Records about charts and figures:
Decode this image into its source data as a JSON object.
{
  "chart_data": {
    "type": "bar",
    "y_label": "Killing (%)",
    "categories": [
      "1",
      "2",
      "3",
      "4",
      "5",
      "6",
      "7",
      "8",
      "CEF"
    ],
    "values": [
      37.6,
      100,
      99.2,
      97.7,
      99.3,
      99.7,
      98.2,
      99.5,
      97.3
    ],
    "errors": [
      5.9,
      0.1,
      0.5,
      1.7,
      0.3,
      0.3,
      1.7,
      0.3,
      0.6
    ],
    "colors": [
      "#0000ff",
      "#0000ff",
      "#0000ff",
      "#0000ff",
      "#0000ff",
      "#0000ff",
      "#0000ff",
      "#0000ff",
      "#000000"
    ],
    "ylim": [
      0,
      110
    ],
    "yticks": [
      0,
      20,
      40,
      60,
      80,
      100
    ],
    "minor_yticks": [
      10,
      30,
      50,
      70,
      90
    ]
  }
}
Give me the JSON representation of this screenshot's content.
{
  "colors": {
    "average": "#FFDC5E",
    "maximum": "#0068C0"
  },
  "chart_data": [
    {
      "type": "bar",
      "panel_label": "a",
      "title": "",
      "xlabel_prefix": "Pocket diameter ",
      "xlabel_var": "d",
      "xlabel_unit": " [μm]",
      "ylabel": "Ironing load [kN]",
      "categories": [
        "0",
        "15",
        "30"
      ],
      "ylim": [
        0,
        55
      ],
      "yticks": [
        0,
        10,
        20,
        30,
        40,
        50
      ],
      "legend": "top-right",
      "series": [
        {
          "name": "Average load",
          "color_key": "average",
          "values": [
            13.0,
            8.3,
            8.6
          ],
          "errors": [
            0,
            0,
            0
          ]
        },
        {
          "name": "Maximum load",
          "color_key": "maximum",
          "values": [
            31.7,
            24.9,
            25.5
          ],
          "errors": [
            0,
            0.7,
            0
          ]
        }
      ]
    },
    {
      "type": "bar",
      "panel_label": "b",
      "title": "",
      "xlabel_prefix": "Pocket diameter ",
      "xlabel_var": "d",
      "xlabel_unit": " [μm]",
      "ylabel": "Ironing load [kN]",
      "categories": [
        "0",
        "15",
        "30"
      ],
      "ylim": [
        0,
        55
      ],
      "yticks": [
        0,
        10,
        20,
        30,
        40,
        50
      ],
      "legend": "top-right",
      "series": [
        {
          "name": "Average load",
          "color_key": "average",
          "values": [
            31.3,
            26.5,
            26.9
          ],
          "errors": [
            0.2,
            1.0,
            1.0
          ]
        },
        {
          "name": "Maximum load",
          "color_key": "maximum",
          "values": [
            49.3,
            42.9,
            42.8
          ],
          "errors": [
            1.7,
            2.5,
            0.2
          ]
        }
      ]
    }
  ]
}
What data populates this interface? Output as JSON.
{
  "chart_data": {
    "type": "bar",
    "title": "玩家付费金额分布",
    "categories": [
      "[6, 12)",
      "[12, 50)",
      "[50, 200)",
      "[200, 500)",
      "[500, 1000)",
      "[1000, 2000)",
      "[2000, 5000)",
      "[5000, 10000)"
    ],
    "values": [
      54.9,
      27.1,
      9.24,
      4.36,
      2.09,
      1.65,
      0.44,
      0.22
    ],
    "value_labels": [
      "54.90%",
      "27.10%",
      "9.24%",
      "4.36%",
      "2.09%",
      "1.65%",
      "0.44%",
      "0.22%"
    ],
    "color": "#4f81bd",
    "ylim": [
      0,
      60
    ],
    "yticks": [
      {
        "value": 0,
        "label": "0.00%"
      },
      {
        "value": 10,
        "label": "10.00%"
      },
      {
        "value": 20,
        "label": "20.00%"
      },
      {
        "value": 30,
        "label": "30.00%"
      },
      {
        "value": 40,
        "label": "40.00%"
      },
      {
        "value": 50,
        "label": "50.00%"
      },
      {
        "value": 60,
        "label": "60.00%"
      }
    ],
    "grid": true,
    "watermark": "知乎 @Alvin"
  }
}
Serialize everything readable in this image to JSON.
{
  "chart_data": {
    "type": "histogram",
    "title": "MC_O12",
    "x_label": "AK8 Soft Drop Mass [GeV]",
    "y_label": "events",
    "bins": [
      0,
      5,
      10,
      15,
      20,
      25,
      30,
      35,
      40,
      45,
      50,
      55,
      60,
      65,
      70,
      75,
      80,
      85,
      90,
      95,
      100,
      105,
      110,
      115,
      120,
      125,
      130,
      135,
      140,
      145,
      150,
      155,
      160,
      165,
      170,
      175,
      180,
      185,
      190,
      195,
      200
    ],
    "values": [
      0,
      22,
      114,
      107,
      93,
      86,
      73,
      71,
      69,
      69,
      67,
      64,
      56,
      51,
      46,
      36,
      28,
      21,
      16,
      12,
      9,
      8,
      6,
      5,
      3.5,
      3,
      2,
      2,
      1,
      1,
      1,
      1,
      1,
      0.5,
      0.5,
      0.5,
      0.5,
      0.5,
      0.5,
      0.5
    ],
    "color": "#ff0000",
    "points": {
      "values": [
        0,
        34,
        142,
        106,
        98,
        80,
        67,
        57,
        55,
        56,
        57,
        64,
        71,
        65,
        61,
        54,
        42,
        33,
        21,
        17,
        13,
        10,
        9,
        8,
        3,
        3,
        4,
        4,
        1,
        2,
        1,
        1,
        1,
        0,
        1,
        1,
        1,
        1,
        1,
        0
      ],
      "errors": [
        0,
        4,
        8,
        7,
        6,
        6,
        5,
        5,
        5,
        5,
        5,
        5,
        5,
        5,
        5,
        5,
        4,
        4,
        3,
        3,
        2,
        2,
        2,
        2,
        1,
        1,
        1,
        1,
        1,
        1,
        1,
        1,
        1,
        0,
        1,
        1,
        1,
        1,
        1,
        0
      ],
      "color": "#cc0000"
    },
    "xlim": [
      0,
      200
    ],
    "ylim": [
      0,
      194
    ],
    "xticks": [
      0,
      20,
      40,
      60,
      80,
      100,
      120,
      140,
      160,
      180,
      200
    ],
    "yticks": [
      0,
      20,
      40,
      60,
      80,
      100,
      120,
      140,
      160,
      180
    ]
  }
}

Problem to work on
Write each line above out exactly.

Solved problem
Decode this image into its source data as a JSON object.
{
  "chart_data": {
    "type": "bar",
    "y_label": "Killing (%)",
    "categories": [
      "1",
      "2",
      "3",
      "4",
      "5",
      "6",
      "7",
      "8",
      "CEF"
    ],
    "values": [
      37.6,
      100,
      99.2,
      97.7,
      99.3,
      99.7,
      98.2,
      99.5,
      97.3
    ],
    "errors": [
      5.9,
      0.1,
      0.5,
      1.7,
      0.3,
      0.3,
      1.7,
      0.3,
      0.6
    ],
    "colors": [
      "#0000ff",
      "#0000ff",
      "#0000ff",
      "#0000ff",
      "#0000ff",
      "#0000ff",
      "#0000ff",
      "#0000ff",
      "#000000"
    ],
    "ylim": [
      0,
      110
    ],
    "yticks": [
      0,
      20,
      40,
      60,
      80,
      100
    ],
    "minor_yticks": [
      10,
      30,
      50,
      70,
      90
    ]
  }
}
Give me the JSON representation of this screenshot's content.
{
  "colors": {
    "average": "#FFDC5E",
    "maximum": "#0068C0"
  },
  "chart_data": [
    {
      "type": "bar",
      "panel_label": "a",
      "title": "",
      "xlabel_prefix": "Pocket diameter ",
      "xlabel_var": "d",
      "xlabel_unit": " [μm]",
      "ylabel": "Ironing load [kN]",
      "categories": [
        "0",
        "15",
        "30"
      ],
      "ylim": [
        0,
        55
      ],
      "yticks": [
        0,
        10,
        20,
        30,
        40,
        50
      ],
      "legend": "top-right",
      "series": [
        {
          "name": "Average load",
          "color_key": "average",
          "values": [
            13.0,
            8.3,
            8.6
          ],
          "errors": [
            0,
            0,
            0
          ]
        },
        {
          "name": "Maximum load",
          "color_key": "maximum",
          "values": [
            31.7,
            24.9,
            25.5
          ],
          "errors": [
            0,
            0.7,
            0
          ]
        }
      ]
    },
    {
      "type": "bar",
      "panel_label": "b",
      "title": "",
      "xlabel_prefix": "Pocket diameter ",
      "xlabel_var": "d",
      "xlabel_unit": " [μm]",
      "ylabel": "Ironing load [kN]",
      "categories": [
        "0",
        "15",
        "30"
      ],
      "ylim": [
        0,
        55
      ],
      "yticks": [
        0,
        10,
        20,
        30,
        40,
        50
      ],
      "legend": "top-right",
      "series": [
        {
          "name": "Average load",
          "color_key": "average",
          "values": [
            31.3,
            26.5,
            26.9
          ],
          "errors": [
            0.2,
            1.0,
            1.0
          ]
        },
        {
          "name": "Maximum load",
          "color_key": "maximum",
          "values": [
            49.3,
            42.9,
            42.8
          ],
          "errors": [
            1.7,
            2.5,
            0.2
          ]
        }
      ]
    }
  ]
}
What data populates this interface? Output as JSON.
{
  "chart_data": {
    "type": "bar",
    "title": "玩家付费金额分布",
    "categories": [
      "[6, 12)",
      "[12, 50)",
      "[50, 200)",
      "[200, 500)",
      "[500, 1000)",
      "[1000, 2000)",
      "[2000, 5000)",
      "[5000, 10000)"
    ],
    "values": [
      54.9,
      27.1,
      9.24,
      4.36,
      2.09,
      1.65,
      0.44,
      0.22
    ],
    "value_labels": [
      "54.90%",
      "27.10%",
      "9.24%",
      "4.36%",
      "2.09%",
      "1.65%",
      "0.44%",
      "0.22%"
    ],
    "color": "#4f81bd",
    "ylim": [
      0,
      60
    ],
    "yticks": [
      {
        "value": 0,
        "label": "0.00%"
      },
      {
        "value": 10,
        "label": "10.00%"
      },
      {
        "value": 20,
        "label": "20.00%"
      },
      {
        "value": 30,
        "label": "30.00%"
      },
      {
        "value": 40,
        "label": "40.00%"
      },
      {
        "value": 50,
        "label": "50.00%"
      },
      {
        "value": 60,
        "label": "60.00%"
      }
    ],
    "grid": true,
    "watermark": "知乎 @Alvin"
  }
}
Serialize everything readable in this image to JSON.
{
  "chart_data": {
    "type": "histogram",
    "title": "MC_O12",
    "x_label": "AK8 Soft Drop Mass [GeV]",
    "y_label": "events",
    "bins": [
      0,
      5,
      10,
      15,
      20,
      25,
      30,
      35,
      40,
      45,
      50,
      55,
      60,
      65,
      70,
      75,
      80,
      85,
      90,
      95,
      100,
      105,
      110,
      115,
      120,
      125,
      130,
      135,
      140,
      145,
      150,
      155,
      160,
      165,
      170,
      175,
      180,
      185,
      190,
      195,
      200
    ],
    "values": [
      0,
      22,
      114,
      107,
      93,
      86,
      73,
      71,
      69,
      69,
      67,
      64,
      56,
      51,
      46,
      36,
      28,
      21,
      16,
      12,
      9,
      8,
      6,
      5,
      3.5,
      3,
      2,
      2,
      1,
      1,
      1,
      1,
      1,
      0.5,
      0.5,
      0.5,
      0.5,
      0.5,
      0.5,
      0.5
    ],
    "color": "#ff0000",
    "points": {
      "values": [
        0,
        34,
        142,
        106,
        98,
        80,
        67,
        57,
        55,
        56,
        57,
        64,
        71,
        65,
        61,
        54,
        42,
        33,
        21,
        17,
        13,
        10,
        9,
        8,
        3,
        3,
        4,
        4,
        1,
        2,
        1,
        1,
        1,
        0,
        1,
        1,
        1,
        1,
        1,
        0
      ],
      "errors": [
        0,
        4,
        8,
        7,
        6,
        6,
        5,
        5,
        5,
        5,
        5,
        5,
        5,
        5,
        5,
        5,
        4,
        4,
        3,
        3,
        2,
        2,
        2,
        2,
        1,
        1,
        1,
        1,
        1,
        1,
        1,
        1,
        1,
        0,
        1,
        1,
        1,
        1,
        1,
        0
      ],
      "color": "#cc0000"
    },
    "xlim": [
      0,
      200
    ],
    "ylim": [
      0,
      194
    ],
    "xticks": [
      0,
      20,
      40,
      60,
      80,
      100,
      120,
      140,
      160,
      180,
      200
    ],
    "yticks": [
      0,
      20,
      40,
      60,
      80,
      100,
      120,
      140,
      160,
      180
    ]
  }
}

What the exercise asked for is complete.